**Extrait du document**
Selon mon point de vue général, les difficultés, barrières ou préjugés de ce genre sont beaucoup moins présents dans notre pays que par le passé. Je n'affirme pas qu'il n'y en a plus du tout. Toutefois, en matière d'accès à l'éducation ou d'accès au financement ou aux marchés de capitaux, il me semble que les contraintes sont aujourd'hui beaucoup moindres.
Après avoir entendu les remarques de M. Robillard, de M. Morrow et de M. Lévesque, j'aimerais ajouter un commentaire. Nous avons parlé ce matin des détails, du financement et des budgets de certains programmes qui pourraient permettre d'aplanir certaines difficultés qui touchent les communautés de langue officielle en situation minoritaire quelque part au Canada. Le gouvernement du Canada et le secteur professionnel comptent de nos jours beaucoup de personnes qui ont une solide expertise en évaluation de programmes. Je crois qu'il serait bon de faire faire régulièrement des évaluations indépendantes par des gens qui n'ont aucun intérêt dans ces programmes. Ils pourraient ainsi vérifier si les fonds attribués à tel ou tel programme sont utilisés de la façon la plus efficace possible, si nos programmes répondent encore aux objectifs recherchés et s'ils pourraient être améliorés.

**Données extraites**
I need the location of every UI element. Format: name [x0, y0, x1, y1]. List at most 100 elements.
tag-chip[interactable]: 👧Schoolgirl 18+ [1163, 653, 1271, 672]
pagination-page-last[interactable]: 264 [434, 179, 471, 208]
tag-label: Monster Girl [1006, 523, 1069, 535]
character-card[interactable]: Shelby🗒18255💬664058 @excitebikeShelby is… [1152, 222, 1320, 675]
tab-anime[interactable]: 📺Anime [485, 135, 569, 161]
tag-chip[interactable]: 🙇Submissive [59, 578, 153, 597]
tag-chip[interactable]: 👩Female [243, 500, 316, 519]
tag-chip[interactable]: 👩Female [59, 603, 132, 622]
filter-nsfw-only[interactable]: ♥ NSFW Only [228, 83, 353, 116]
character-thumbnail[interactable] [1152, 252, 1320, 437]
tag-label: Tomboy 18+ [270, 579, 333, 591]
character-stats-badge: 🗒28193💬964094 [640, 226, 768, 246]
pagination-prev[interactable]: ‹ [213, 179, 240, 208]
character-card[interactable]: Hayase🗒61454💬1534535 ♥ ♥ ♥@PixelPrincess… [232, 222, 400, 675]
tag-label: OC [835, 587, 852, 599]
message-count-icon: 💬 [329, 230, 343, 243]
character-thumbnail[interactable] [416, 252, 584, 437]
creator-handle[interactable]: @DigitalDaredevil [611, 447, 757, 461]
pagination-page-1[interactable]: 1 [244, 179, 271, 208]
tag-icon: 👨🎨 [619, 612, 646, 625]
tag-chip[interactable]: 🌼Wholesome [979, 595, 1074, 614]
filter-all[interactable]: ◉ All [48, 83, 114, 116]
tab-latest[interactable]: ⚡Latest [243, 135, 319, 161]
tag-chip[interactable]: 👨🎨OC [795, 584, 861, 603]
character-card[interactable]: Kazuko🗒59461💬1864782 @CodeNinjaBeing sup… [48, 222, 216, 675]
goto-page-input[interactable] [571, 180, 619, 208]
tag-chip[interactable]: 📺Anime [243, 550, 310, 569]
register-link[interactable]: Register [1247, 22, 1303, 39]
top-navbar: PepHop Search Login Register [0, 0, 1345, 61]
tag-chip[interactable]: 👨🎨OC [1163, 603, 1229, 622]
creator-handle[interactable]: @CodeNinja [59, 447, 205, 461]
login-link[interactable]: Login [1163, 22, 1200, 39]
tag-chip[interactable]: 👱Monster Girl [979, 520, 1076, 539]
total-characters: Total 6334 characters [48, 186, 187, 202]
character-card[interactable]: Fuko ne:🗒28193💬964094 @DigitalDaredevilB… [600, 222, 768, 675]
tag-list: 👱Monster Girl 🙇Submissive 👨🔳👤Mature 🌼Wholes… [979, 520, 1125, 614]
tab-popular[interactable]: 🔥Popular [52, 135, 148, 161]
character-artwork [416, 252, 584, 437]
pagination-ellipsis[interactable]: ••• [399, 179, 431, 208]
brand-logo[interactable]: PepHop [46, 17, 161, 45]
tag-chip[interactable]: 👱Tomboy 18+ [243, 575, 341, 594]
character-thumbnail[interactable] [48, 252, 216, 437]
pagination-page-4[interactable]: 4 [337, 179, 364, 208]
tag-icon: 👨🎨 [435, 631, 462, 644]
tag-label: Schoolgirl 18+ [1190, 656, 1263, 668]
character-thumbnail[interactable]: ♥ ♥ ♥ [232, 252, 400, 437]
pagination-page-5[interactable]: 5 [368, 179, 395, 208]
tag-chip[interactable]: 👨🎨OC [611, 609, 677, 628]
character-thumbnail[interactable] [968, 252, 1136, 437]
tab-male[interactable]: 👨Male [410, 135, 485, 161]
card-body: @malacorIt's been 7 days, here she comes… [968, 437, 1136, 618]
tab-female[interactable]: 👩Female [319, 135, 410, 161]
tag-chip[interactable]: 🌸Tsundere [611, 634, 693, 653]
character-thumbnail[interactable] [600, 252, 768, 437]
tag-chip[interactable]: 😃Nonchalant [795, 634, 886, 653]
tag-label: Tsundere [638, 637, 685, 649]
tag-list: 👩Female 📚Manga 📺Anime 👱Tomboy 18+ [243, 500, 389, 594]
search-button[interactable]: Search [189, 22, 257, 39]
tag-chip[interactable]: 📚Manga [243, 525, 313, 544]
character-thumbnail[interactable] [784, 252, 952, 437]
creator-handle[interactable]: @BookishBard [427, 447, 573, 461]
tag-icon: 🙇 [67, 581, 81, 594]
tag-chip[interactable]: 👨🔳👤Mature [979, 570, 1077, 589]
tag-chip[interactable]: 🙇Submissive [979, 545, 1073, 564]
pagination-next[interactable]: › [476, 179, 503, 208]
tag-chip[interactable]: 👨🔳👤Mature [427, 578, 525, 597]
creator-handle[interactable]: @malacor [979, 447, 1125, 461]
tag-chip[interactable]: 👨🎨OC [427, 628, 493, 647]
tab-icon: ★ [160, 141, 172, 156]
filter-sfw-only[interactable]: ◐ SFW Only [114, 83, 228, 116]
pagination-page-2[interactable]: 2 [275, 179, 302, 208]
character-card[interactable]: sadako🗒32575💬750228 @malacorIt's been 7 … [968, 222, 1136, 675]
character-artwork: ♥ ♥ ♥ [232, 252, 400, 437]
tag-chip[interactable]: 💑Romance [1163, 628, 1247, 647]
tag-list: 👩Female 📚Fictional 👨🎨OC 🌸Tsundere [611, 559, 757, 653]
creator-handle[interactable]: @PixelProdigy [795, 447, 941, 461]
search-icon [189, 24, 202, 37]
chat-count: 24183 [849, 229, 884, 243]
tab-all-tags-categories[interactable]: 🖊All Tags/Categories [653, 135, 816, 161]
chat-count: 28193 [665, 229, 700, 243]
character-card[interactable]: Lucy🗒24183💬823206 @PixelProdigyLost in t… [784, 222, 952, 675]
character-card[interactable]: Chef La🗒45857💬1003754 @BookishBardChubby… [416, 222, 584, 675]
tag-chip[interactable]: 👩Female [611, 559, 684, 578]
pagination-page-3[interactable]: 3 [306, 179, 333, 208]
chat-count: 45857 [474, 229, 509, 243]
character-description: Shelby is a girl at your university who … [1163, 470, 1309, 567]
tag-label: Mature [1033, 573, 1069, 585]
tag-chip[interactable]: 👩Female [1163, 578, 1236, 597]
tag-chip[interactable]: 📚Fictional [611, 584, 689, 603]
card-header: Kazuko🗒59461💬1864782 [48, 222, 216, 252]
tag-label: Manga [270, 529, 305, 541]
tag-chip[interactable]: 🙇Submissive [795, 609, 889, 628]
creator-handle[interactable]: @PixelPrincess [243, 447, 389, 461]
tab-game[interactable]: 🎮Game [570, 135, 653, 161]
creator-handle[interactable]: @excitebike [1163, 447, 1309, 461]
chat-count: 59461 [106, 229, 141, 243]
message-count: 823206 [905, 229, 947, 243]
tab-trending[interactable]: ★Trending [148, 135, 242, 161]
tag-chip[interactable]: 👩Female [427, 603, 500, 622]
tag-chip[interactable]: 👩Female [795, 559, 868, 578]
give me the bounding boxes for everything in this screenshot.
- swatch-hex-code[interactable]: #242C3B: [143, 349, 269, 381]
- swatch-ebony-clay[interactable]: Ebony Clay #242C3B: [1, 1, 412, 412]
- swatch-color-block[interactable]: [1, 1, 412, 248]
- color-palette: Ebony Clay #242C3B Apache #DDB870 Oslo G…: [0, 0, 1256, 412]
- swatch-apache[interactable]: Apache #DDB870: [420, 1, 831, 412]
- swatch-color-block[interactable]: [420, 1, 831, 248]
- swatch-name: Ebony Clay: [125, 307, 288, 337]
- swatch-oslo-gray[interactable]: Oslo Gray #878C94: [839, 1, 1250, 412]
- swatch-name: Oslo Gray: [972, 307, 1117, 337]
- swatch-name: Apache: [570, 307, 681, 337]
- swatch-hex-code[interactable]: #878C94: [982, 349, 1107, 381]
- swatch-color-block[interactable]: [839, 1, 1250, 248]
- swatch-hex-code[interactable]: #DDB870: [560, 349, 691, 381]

**Consigne**
D'après l'extrait du document, par qui faudrait-il faire faire régulièrement des évaluations indépendantes des programmes ?

**Réponse proposée**
Par des gens qui n'ont aucun intérêt dans ces programmes.